Exercise input:
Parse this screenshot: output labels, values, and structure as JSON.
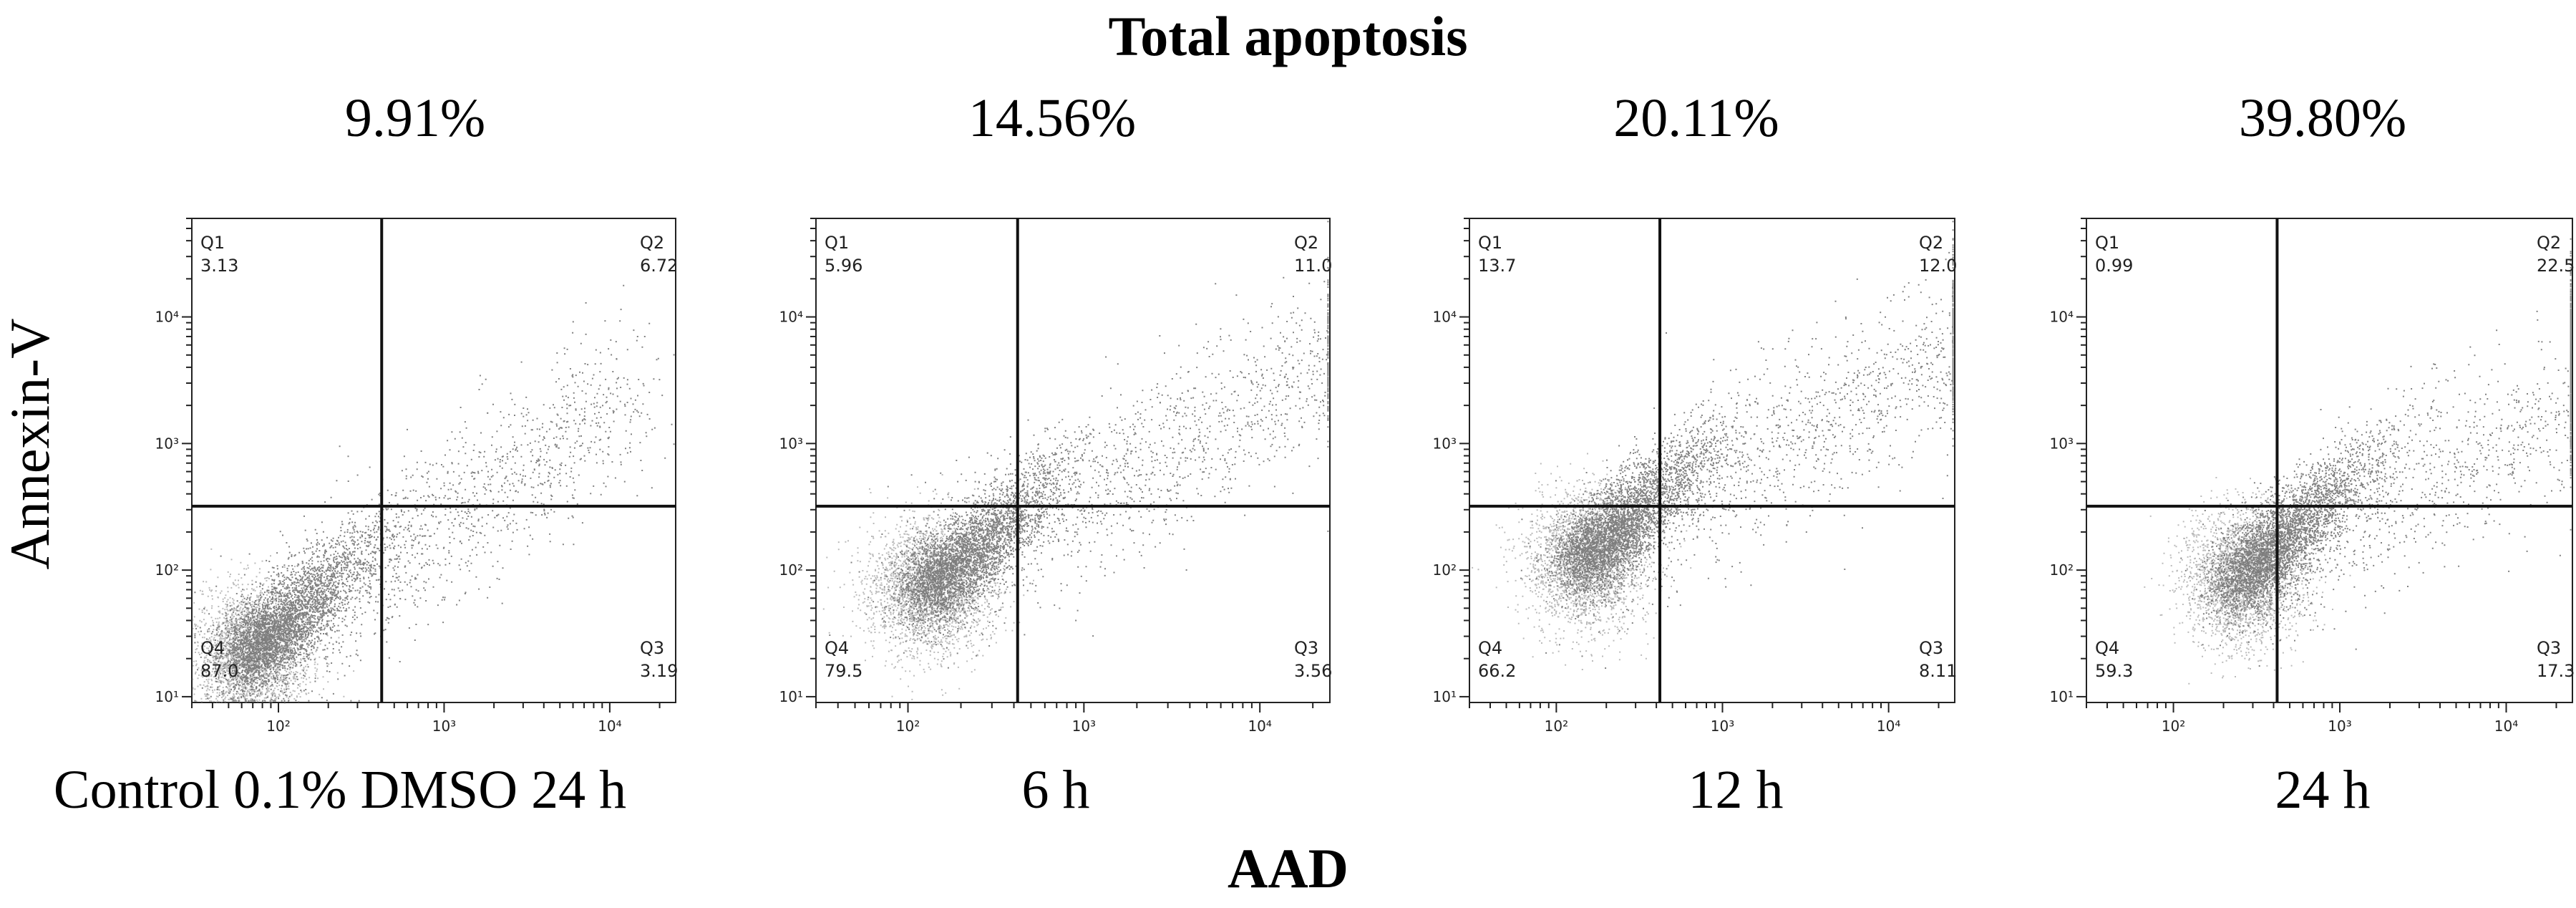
{
  "title": "Total apoptosis",
  "xlabel": "AAD",
  "ylabel": "Annexin-V",
  "chart_data": [
    {
      "type": "scatter",
      "condition": "Control 0.1% DMSO 24 h",
      "total_apoptosis": "9.91%",
      "quadrants": {
        "Q1": "3.13",
        "Q2": "6.72",
        "Q3": "3.19",
        "Q4": "87.0"
      },
      "quadrant_names": [
        "Q1",
        "Q2",
        "Q3",
        "Q4"
      ],
      "x_axis": {
        "scale": "log",
        "range": [
          30,
          25000
        ],
        "ticks": [
          "10²",
          "10³",
          "10⁴"
        ],
        "gate": 420
      },
      "y_axis": {
        "scale": "log",
        "range": [
          9,
          60000
        ],
        "ticks": [
          "10¹",
          "10²",
          "10³",
          "10⁴"
        ],
        "gate": 320
      }
    },
    {
      "type": "scatter",
      "condition": "6 h",
      "total_apoptosis": "14.56%",
      "quadrants": {
        "Q1": "5.96",
        "Q2": "11.0",
        "Q3": "3.56",
        "Q4": "79.5"
      },
      "quadrant_names": [
        "Q1",
        "Q2",
        "Q3",
        "Q4"
      ],
      "x_axis": {
        "scale": "log",
        "range": [
          30,
          25000
        ],
        "ticks": [
          "10²",
          "10³",
          "10⁴"
        ],
        "gate": 420
      },
      "y_axis": {
        "scale": "log",
        "range": [
          9,
          60000
        ],
        "ticks": [
          "10¹",
          "10²",
          "10³",
          "10⁴"
        ],
        "gate": 320
      }
    },
    {
      "type": "scatter",
      "condition": "12 h",
      "total_apoptosis": "20.11%",
      "quadrants": {
        "Q1": "13.7",
        "Q2": "12.0",
        "Q3": "8.11",
        "Q4": "66.2"
      },
      "quadrant_names": [
        "Q1",
        "Q2",
        "Q3",
        "Q4"
      ],
      "x_axis": {
        "scale": "log",
        "range": [
          30,
          25000
        ],
        "ticks": [
          "10²",
          "10³",
          "10⁴"
        ],
        "gate": 420
      },
      "y_axis": {
        "scale": "log",
        "range": [
          9,
          60000
        ],
        "ticks": [
          "10¹",
          "10²",
          "10³",
          "10⁴"
        ],
        "gate": 320
      }
    },
    {
      "type": "scatter",
      "condition": "24 h",
      "total_apoptosis": "39.80%",
      "quadrants": {
        "Q1": "0.99",
        "Q2": "22.5",
        "Q3": "17.3",
        "Q4": "59.3"
      },
      "quadrant_names": [
        "Q1",
        "Q2",
        "Q3",
        "Q4"
      ],
      "x_axis": {
        "scale": "log",
        "range": [
          30,
          25000
        ],
        "ticks": [
          "10²",
          "10³",
          "10⁴"
        ],
        "gate": 420
      },
      "y_axis": {
        "scale": "log",
        "range": [
          9,
          60000
        ],
        "ticks": [
          "10¹",
          "10²",
          "10³",
          "10⁴"
        ],
        "gate": 320
      }
    }
  ]
}
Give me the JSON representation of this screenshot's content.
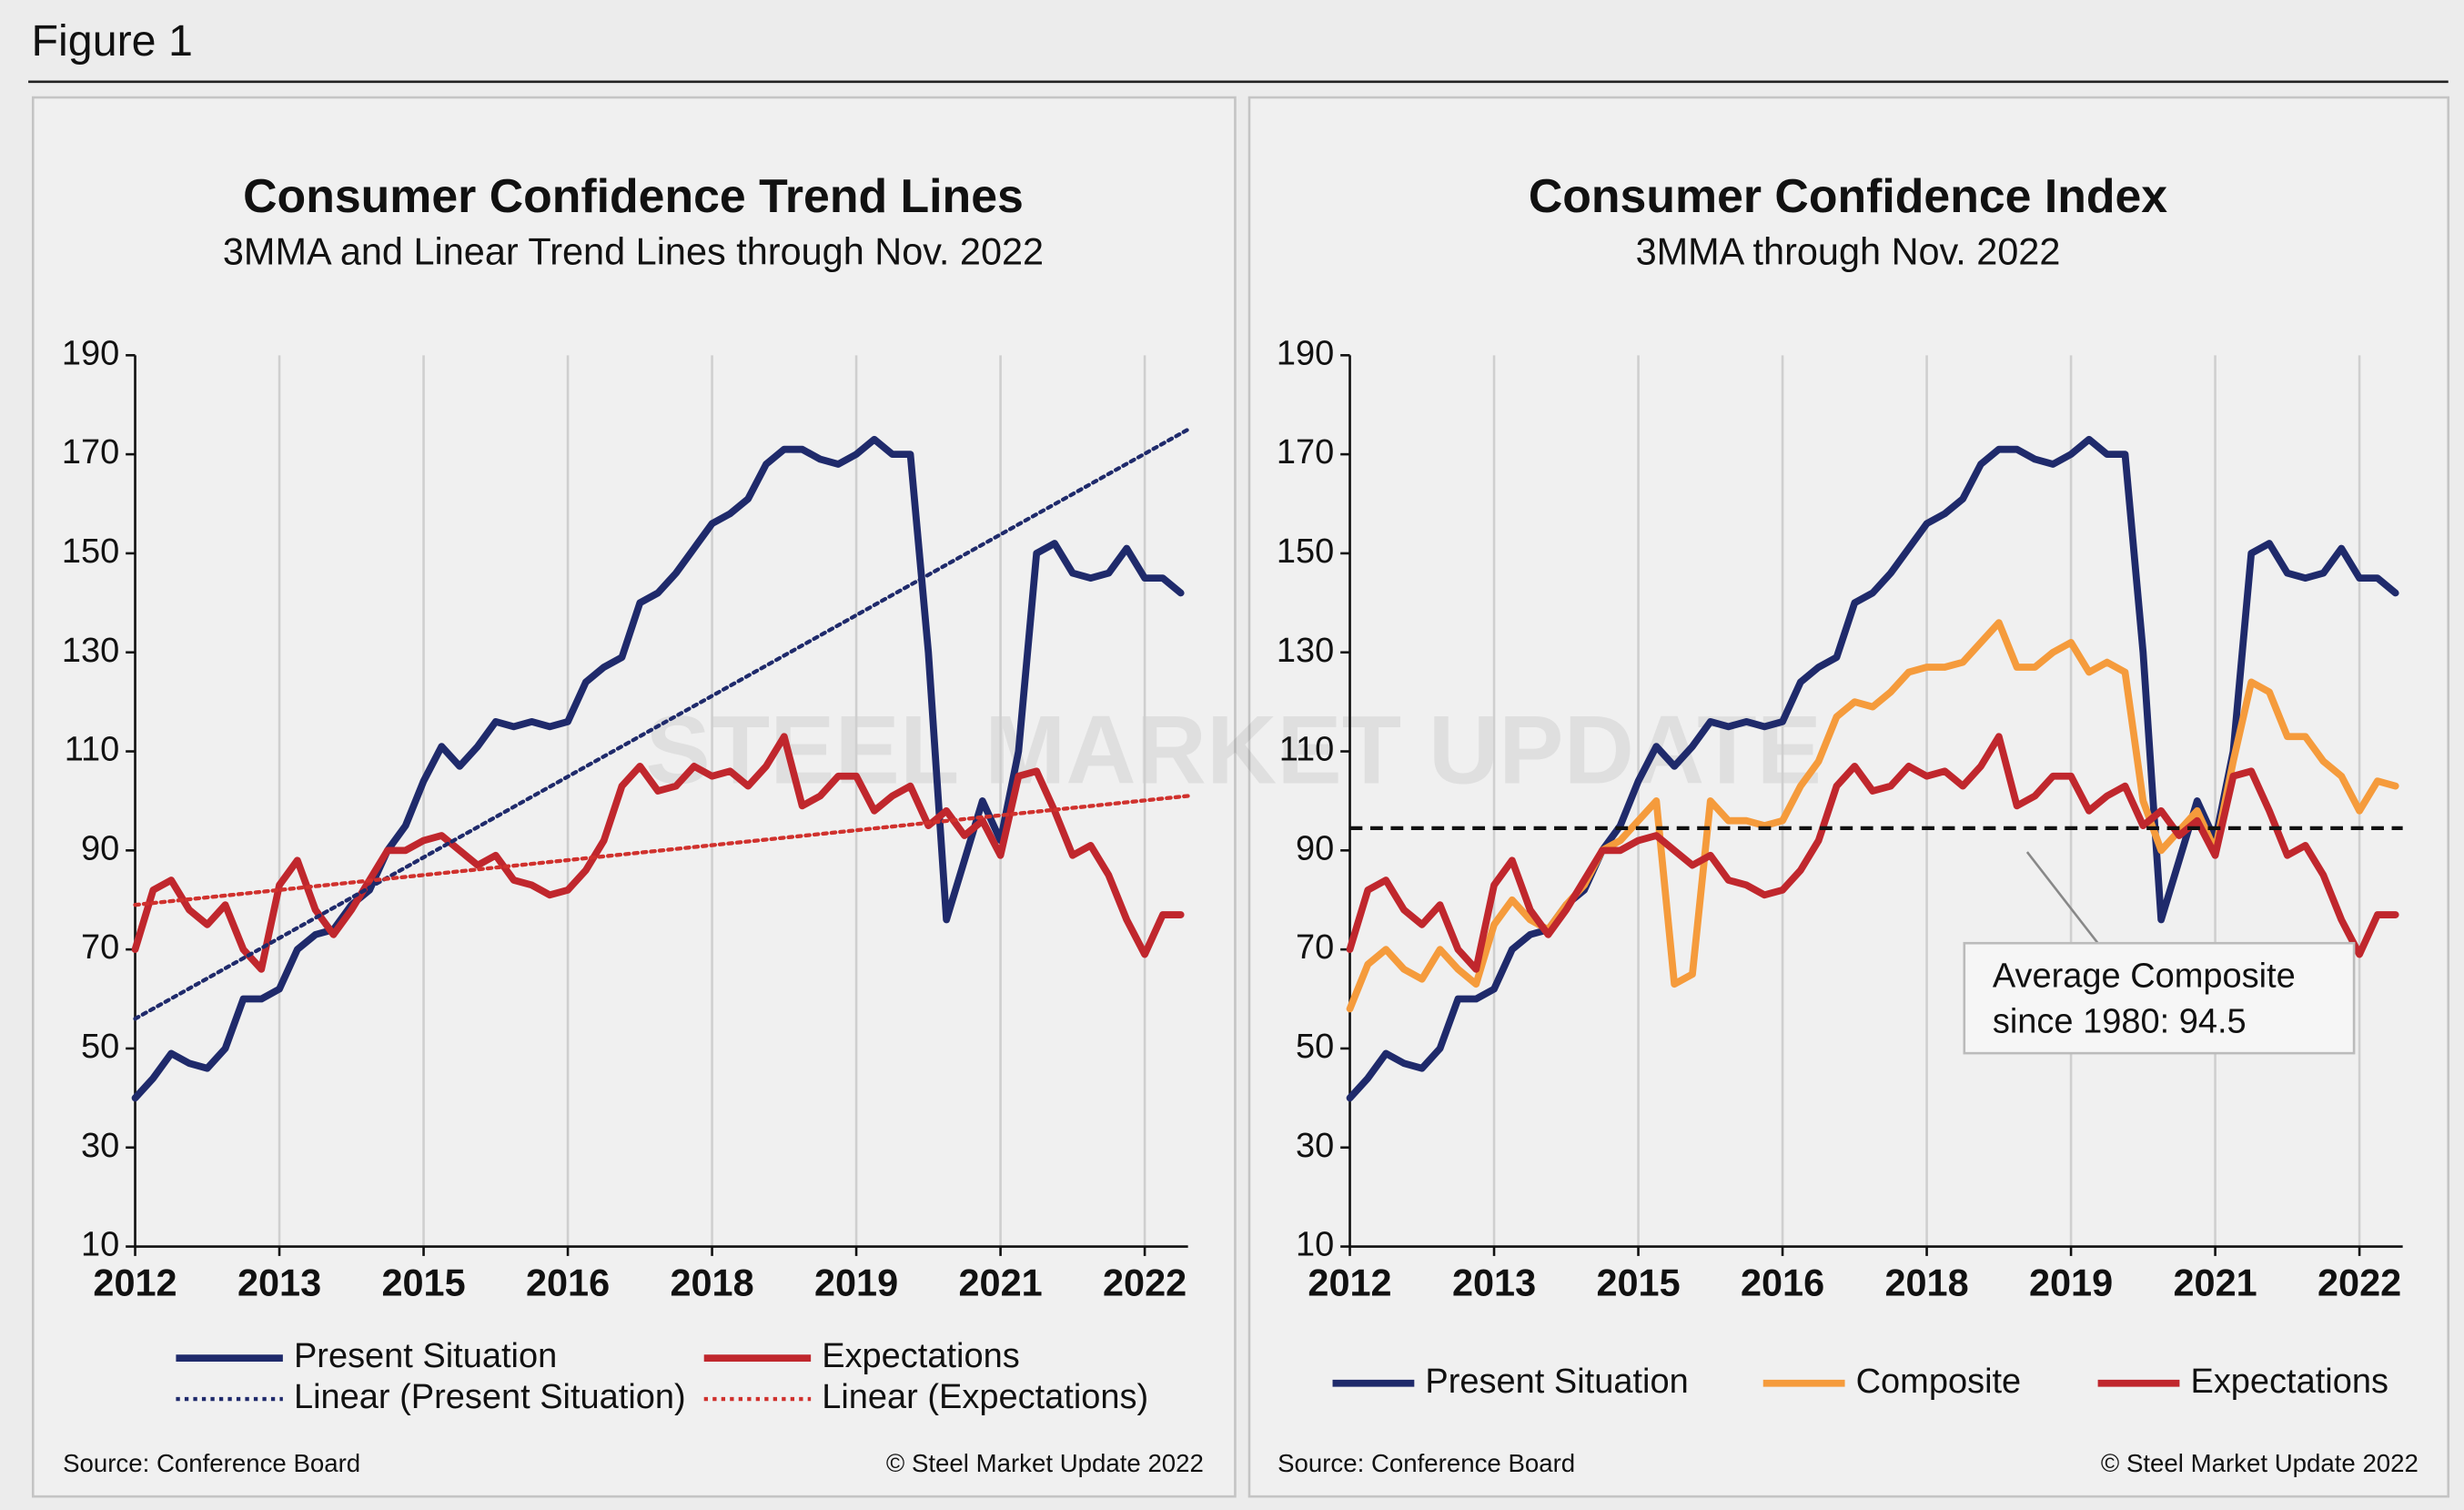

Prompt: Exclude the pictures. Write out the remaining data exactly.

Exercise solution:
Parse this screenshot: output labels, values, and structure as JSON.
{
  "title": "Total apoptosis",
  "xlabel": "AAD",
  "ylabel": "Annexin-V",
  "chart_data": [
    {
      "type": "scatter",
      "condition": "Control 0.1% DMSO 24 h",
      "total_apoptosis": "9.91%",
      "quadrants": {
        "Q1": "3.13",
        "Q2": "6.72",
        "Q3": "3.19",
        "Q4": "87.0"
      },
      "quadrant_names": [
        "Q1",
        "Q2",
        "Q3",
        "Q4"
      ],
      "x_axis": {
        "scale": "log",
        "range": [
          30,
          25000
        ],
        "ticks": [
          "10²",
          "10³",
          "10⁴"
        ],
        "gate": 420
      },
      "y_axis": {
        "scale": "log",
        "range": [
          9,
          60000
        ],
        "ticks": [
          "10¹",
          "10²",
          "10³",
          "10⁴"
        ],
        "gate": 320
      }
    },
    {
      "type": "scatter",
      "condition": "6 h",
      "total_apoptosis": "14.56%",
      "quadrants": {
        "Q1": "5.96",
        "Q2": "11.0",
        "Q3": "3.56",
        "Q4": "79.5"
      },
      "quadrant_names": [
        "Q1",
        "Q2",
        "Q3",
        "Q4"
      ],
      "x_axis": {
        "scale": "log",
        "range": [
          30,
          25000
        ],
        "ticks": [
          "10²",
          "10³",
          "10⁴"
        ],
        "gate": 420
      },
      "y_axis": {
        "scale": "log",
        "range": [
          9,
          60000
        ],
        "ticks": [
          "10¹",
          "10²",
          "10³",
          "10⁴"
        ],
        "gate": 320
      }
    },
    {
      "type": "scatter",
      "condition": "12 h",
      "total_apoptosis": "20.11%",
      "quadrants": {
        "Q1": "13.7",
        "Q2": "12.0",
        "Q3": "8.11",
        "Q4": "66.2"
      },
      "quadrant_names": [
        "Q1",
        "Q2",
        "Q3",
        "Q4"
      ],
      "x_axis": {
        "scale": "log",
        "range": [
          30,
          25000
        ],
        "ticks": [
          "10²",
          "10³",
          "10⁴"
        ],
        "gate": 420
      },
      "y_axis": {
        "scale": "log",
        "range": [
          9,
          60000
        ],
        "ticks": [
          "10¹",
          "10²",
          "10³",
          "10⁴"
        ],
        "gate": 320
      }
    },
    {
      "type": "scatter",
      "condition": "24 h",
      "total_apoptosis": "39.80%",
      "quadrants": {
        "Q1": "0.99",
        "Q2": "22.5",
        "Q3": "17.3",
        "Q4": "59.3"
      },
      "quadrant_names": [
        "Q1",
        "Q2",
        "Q3",
        "Q4"
      ],
      "x_axis": {
        "scale": "log",
        "range": [
          30,
          25000
        ],
        "ticks": [
          "10²",
          "10³",
          "10⁴"
        ],
        "gate": 420
      },
      "y_axis": {
        "scale": "log",
        "range": [
          9,
          60000
        ],
        "ticks": [
          "10¹",
          "10²",
          "10³",
          "10⁴"
        ],
        "gate": 320
      }
    }
  ]
}
Give me the JSON representation of this screenshot's content.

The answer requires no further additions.